<<<<

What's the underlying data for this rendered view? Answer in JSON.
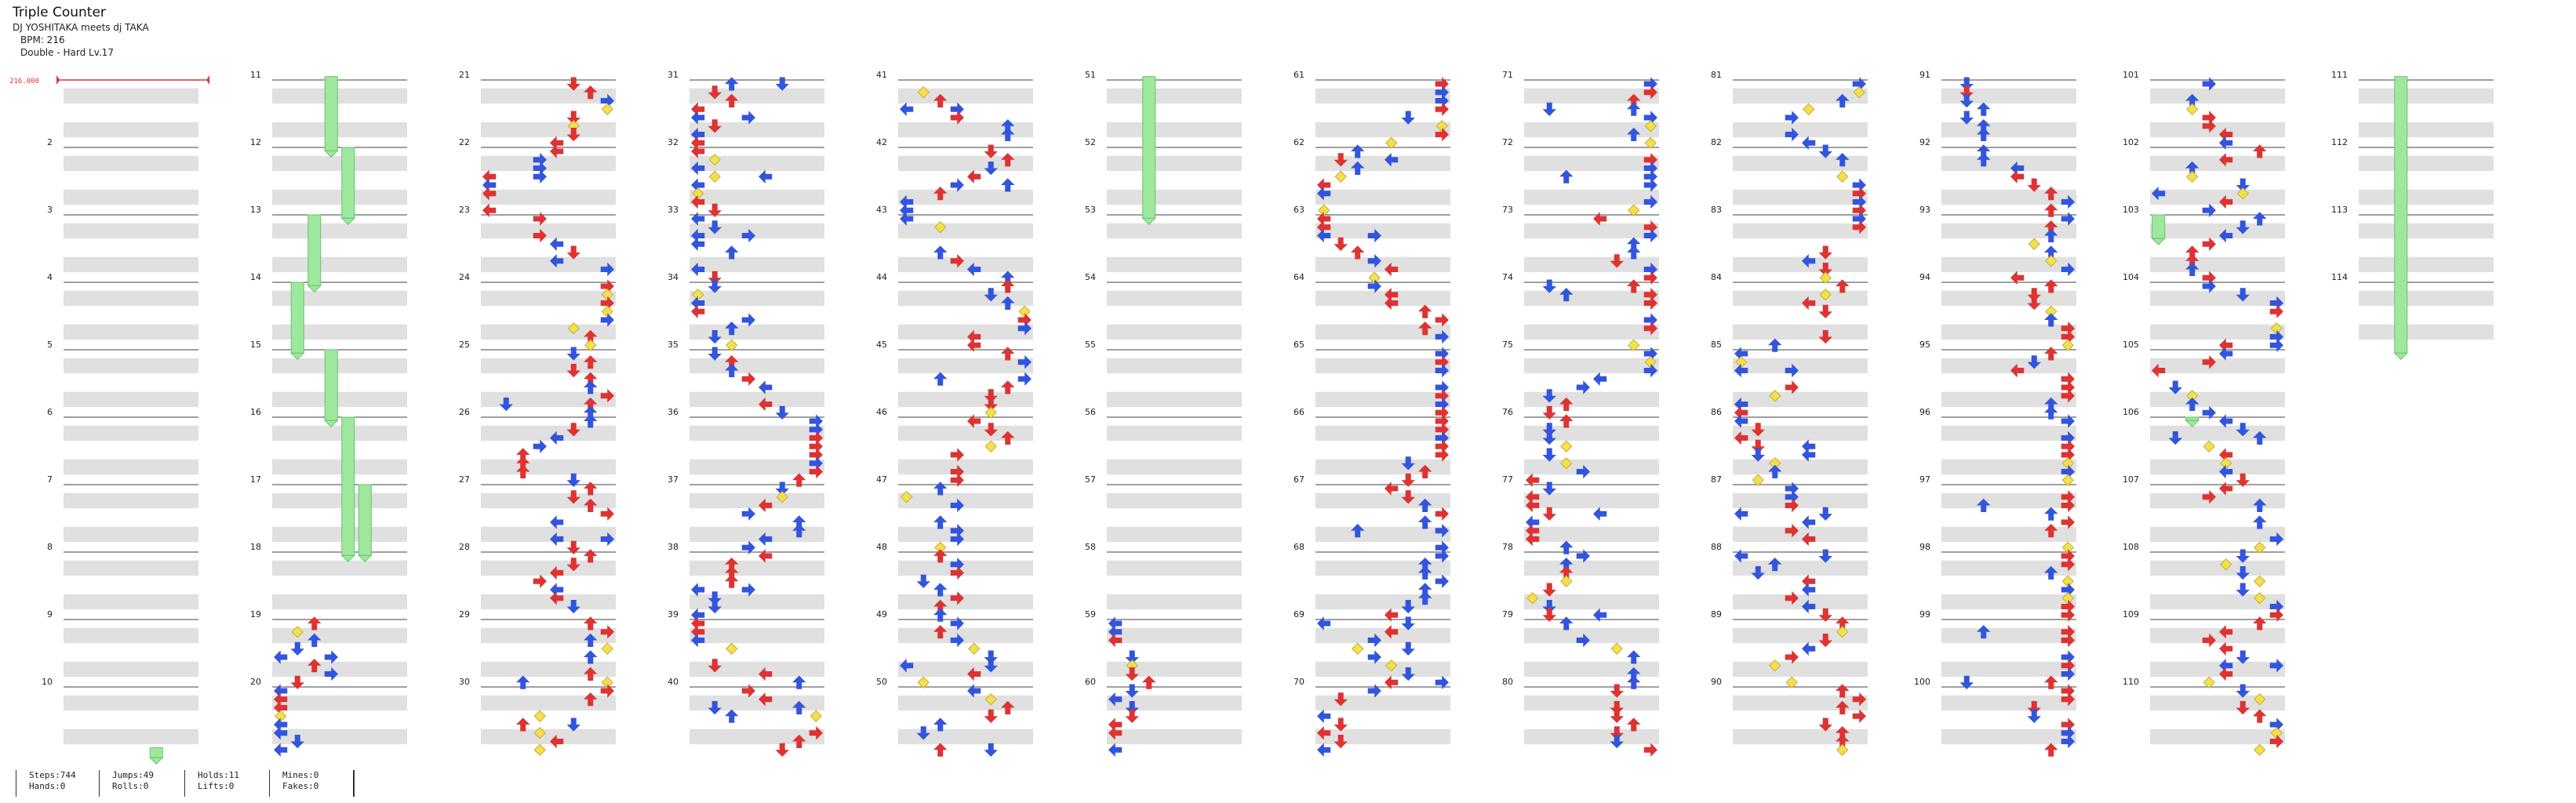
{
  "song": {
    "title": "Triple Counter",
    "artist": "DJ YOSHITAKA meets dj TAKA",
    "bpm_label": "BPM: 216",
    "difficulty_label": "Double - Hard  Lv.17"
  },
  "chart": {
    "total_measures": 114,
    "bpm_marker_value": "216.000",
    "colors": {
      "stripe": "#e0e0e0",
      "measure_line": "#404040",
      "left_arrow": "#3355dd",
      "right_arrow": "#dd3333",
      "yellow_arrow": "#f2e050",
      "hold": "#9ee89e",
      "bpm_marker": "#dd3333"
    }
  },
  "stats": [
    {
      "label": "Steps:744",
      "label2": "Hands:0"
    },
    {
      "label": "Jumps:49",
      "label2": "Rolls:0"
    },
    {
      "label": "Holds:11",
      "label2": "Lifts:0"
    },
    {
      "label": "Mines:0",
      "label2": "Fakes:0"
    }
  ]
}
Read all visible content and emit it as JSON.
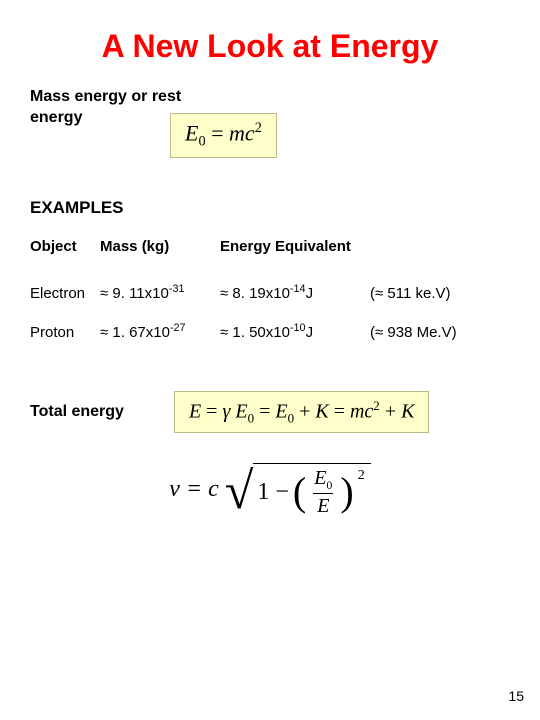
{
  "title": "A New Look at Energy",
  "subtitle": "Mass energy or rest energy",
  "equation1": {
    "html": "<span>E</span><span class='sub0'>0</span><span class='eq-plain'> = </span><span>mc</span><sup>2</sup>",
    "bg": "#ffffcc"
  },
  "examples_header": "EXAMPLES",
  "table": {
    "headers": {
      "object": "Object",
      "mass": "Mass (kg)",
      "energy": "Energy Equivalent"
    },
    "rows": [
      {
        "object": "Electron",
        "mass": "≈ 9. 11x10<sup class='s'>-31</sup>",
        "energy": "≈ 8. 19x10<sup class='s'>-14</sup>J",
        "ev": "(≈ 511 ke.V)"
      },
      {
        "object": "Proton",
        "mass": "≈ 1. 67x10<sup class='s'>-27</sup>",
        "energy": "≈ 1. 50x10<sup class='s'>-10</sup>J",
        "ev": "(≈ 938 Me.V)"
      }
    ]
  },
  "total_label": "Total energy",
  "equation2": {
    "html": "<span>E</span><span class='eq-plain'> = </span>&gamma; <span>E</span><span class='sub0'>0</span><span class='eq-plain'> = </span><span>E</span><span class='sub0'>0</span><span class='eq-plain'> + </span><span>K</span><span class='eq-plain'> = </span><span>mc</span><sup>2</sup><span class='eq-plain'> + </span><span>K</span>"
  },
  "equation3": {
    "lhs": "v = c",
    "inner_minus": "1 −",
    "frac_num_html": "E<span style='font-size:0.6em;font-style:normal;vertical-align:sub'>0</span>",
    "frac_den": "E",
    "exp": "2"
  },
  "page_number": "15",
  "colors": {
    "title": "#ff0000",
    "eq_bg": "#ffffcc",
    "eq_border": "#bbbb88",
    "bg": "#ffffff"
  }
}
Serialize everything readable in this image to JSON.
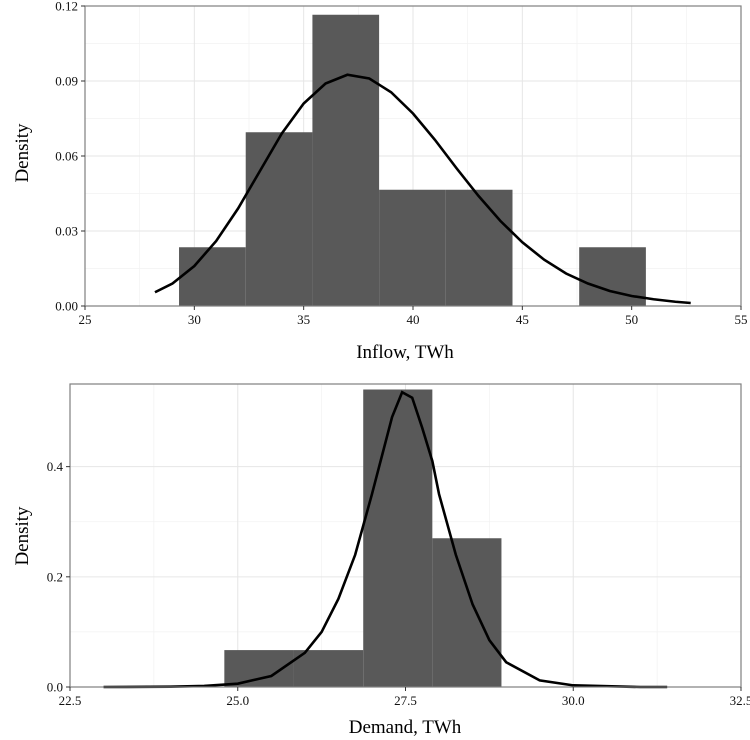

>>>>

* _Task requirements_
Reproduce every entry word for word, but skip any pictures.

* _In response_
What's the underlying data for this rendered view? Answer in JSON.
{
  "song": {
    "title": "Triple Counter",
    "artist": "DJ YOSHITAKA meets dj TAKA",
    "bpm_label": "BPM: 216",
    "difficulty_label": "Double - Hard  Lv.17"
  },
  "chart": {
    "total_measures": 114,
    "bpm_marker_value": "216.000",
    "colors": {
      "stripe": "#e0e0e0",
      "measure_line": "#404040",
      "left_arrow": "#3355dd",
      "right_arrow": "#dd3333",
      "yellow_arrow": "#f2e050",
      "hold": "#9ee89e",
      "bpm_marker": "#dd3333"
    }
  },
  "stats": [
    {
      "label": "Steps:744",
      "label2": "Hands:0"
    },
    {
      "label": "Jumps:49",
      "label2": "Rolls:0"
    },
    {
      "label": "Holds:11",
      "label2": "Lifts:0"
    },
    {
      "label": "Mines:0",
      "label2": "Fakes:0"
    }
  ]
}
Read all visible content and emit it as JSON.
{
  "title": "A New Look at Energy",
  "subtitle": "Mass energy or rest energy",
  "equation1": {
    "html": "<span>E</span><span class='sub0'>0</span><span class='eq-plain'> = </span><span>mc</span><sup>2</sup>",
    "bg": "#ffffcc"
  },
  "examples_header": "EXAMPLES",
  "table": {
    "headers": {
      "object": "Object",
      "mass": "Mass (kg)",
      "energy": "Energy Equivalent"
    },
    "rows": [
      {
        "object": "Electron",
        "mass": "≈ 9. 11x10<sup class='s'>-31</sup>",
        "energy": "≈ 8. 19x10<sup class='s'>-14</sup>J",
        "ev": "(≈ 511 ke.V)"
      },
      {
        "object": "Proton",
        "mass": "≈ 1. 67x10<sup class='s'>-27</sup>",
        "energy": "≈ 1. 50x10<sup class='s'>-10</sup>J",
        "ev": "(≈ 938 Me.V)"
      }
    ]
  },
  "total_label": "Total energy",
  "equation2": {
    "html": "<span>E</span><span class='eq-plain'> = </span>&gamma; <span>E</span><span class='sub0'>0</span><span class='eq-plain'> = </span><span>E</span><span class='sub0'>0</span><span class='eq-plain'> + </span><span>K</span><span class='eq-plain'> = </span><span>mc</span><sup>2</sup><span class='eq-plain'> + </span><span>K</span>"
  },
  "equation3": {
    "lhs": "v = c",
    "inner_minus": "1 −",
    "frac_num_html": "E<span style='font-size:0.6em;font-style:normal;vertical-align:sub'>0</span>",
    "frac_den": "E",
    "exp": "2"
  },
  "page_number": "15",
  "colors": {
    "title": "#ff0000",
    "eq_bg": "#ffffcc",
    "eq_border": "#bbbb88",
    "bg": "#ffffff"
  }
}
Serialize everything readable in this image to JSON.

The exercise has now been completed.